Collected data entries:
□ □ □ □ □

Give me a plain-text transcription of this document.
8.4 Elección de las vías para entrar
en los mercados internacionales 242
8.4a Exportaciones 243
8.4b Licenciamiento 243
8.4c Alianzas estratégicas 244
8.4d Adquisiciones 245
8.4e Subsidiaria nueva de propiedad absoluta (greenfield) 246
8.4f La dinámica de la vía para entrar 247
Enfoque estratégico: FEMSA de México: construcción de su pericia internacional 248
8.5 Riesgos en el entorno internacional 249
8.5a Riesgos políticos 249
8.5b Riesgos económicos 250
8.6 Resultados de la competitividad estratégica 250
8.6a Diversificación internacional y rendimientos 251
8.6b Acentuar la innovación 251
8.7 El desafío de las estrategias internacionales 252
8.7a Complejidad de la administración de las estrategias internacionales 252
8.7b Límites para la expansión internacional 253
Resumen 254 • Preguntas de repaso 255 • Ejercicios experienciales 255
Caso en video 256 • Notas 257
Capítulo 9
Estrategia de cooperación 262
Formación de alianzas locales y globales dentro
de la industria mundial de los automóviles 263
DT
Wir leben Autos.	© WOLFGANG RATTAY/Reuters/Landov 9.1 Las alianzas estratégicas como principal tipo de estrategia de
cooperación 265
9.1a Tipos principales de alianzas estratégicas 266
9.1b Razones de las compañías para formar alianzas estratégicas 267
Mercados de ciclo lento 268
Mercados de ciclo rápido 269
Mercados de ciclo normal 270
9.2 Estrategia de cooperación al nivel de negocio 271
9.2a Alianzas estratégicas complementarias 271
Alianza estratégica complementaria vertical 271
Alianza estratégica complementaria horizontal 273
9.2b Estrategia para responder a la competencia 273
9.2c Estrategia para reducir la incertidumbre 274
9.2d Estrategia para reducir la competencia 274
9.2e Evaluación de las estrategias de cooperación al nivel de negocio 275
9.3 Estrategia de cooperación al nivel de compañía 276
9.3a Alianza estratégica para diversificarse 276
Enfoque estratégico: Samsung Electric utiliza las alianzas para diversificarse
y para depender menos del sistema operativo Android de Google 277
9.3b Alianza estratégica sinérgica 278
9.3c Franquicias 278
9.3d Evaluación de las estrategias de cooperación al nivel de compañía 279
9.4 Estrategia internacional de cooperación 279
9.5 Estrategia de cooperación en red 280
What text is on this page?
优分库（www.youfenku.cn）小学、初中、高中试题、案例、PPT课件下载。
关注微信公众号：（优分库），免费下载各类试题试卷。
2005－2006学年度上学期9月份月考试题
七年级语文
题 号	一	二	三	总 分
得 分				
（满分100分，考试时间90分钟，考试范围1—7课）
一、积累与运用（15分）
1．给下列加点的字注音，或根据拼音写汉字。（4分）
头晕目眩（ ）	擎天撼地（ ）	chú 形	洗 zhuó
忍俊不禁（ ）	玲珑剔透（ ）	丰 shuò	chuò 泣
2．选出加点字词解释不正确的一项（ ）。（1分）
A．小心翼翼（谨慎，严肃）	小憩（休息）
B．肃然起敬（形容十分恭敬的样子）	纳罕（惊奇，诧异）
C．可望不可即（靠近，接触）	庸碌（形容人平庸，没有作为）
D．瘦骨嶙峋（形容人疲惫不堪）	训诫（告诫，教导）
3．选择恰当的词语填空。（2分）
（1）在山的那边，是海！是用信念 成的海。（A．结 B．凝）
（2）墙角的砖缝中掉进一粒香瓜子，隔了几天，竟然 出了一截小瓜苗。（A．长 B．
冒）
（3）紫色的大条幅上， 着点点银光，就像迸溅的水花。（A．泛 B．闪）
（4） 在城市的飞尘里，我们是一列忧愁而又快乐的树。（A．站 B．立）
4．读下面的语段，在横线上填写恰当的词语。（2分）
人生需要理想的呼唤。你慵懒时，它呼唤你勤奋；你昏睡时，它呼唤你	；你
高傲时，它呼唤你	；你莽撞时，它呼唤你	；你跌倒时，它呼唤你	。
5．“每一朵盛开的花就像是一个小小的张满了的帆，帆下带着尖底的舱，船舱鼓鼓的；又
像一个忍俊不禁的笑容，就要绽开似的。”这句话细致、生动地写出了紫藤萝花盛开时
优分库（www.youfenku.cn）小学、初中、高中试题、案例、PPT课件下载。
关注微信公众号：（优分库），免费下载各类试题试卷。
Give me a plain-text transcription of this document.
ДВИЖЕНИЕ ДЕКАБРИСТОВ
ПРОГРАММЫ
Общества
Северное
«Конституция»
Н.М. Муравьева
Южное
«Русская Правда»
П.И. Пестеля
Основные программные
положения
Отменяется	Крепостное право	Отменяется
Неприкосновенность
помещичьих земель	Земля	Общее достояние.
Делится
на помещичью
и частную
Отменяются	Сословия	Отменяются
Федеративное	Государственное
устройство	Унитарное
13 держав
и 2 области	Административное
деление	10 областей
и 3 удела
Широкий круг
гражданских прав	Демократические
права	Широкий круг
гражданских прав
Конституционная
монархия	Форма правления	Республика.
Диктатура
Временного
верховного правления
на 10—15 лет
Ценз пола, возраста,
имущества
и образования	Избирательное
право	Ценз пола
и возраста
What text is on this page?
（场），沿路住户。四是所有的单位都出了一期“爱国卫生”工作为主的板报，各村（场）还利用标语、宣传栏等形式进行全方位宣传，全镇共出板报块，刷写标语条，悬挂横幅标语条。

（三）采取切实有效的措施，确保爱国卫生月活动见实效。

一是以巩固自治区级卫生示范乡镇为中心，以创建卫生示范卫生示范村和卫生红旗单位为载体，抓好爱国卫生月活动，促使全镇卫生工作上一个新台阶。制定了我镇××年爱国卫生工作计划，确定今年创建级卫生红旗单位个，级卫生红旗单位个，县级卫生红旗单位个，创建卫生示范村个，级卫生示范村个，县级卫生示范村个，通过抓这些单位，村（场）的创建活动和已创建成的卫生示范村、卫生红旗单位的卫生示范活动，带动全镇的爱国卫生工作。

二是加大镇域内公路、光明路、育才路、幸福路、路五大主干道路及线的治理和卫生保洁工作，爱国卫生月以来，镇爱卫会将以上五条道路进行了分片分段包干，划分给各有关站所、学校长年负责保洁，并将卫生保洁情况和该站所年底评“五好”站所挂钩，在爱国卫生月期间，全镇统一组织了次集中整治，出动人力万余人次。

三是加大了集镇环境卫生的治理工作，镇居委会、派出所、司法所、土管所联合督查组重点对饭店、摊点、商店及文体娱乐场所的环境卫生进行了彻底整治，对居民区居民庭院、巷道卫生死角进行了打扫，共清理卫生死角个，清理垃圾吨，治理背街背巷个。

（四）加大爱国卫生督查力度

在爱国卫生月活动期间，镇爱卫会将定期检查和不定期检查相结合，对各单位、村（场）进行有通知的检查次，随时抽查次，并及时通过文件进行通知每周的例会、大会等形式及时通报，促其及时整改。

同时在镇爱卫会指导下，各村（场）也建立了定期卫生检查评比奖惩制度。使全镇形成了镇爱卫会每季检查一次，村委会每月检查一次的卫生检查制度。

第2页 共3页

□ □ □ □ □

**Task objective**
Filter out every line that lacks the word "право", and copy the rest.

**Written answer**
Отменяется	Крепостное право	Отменяется
право	Ценз пола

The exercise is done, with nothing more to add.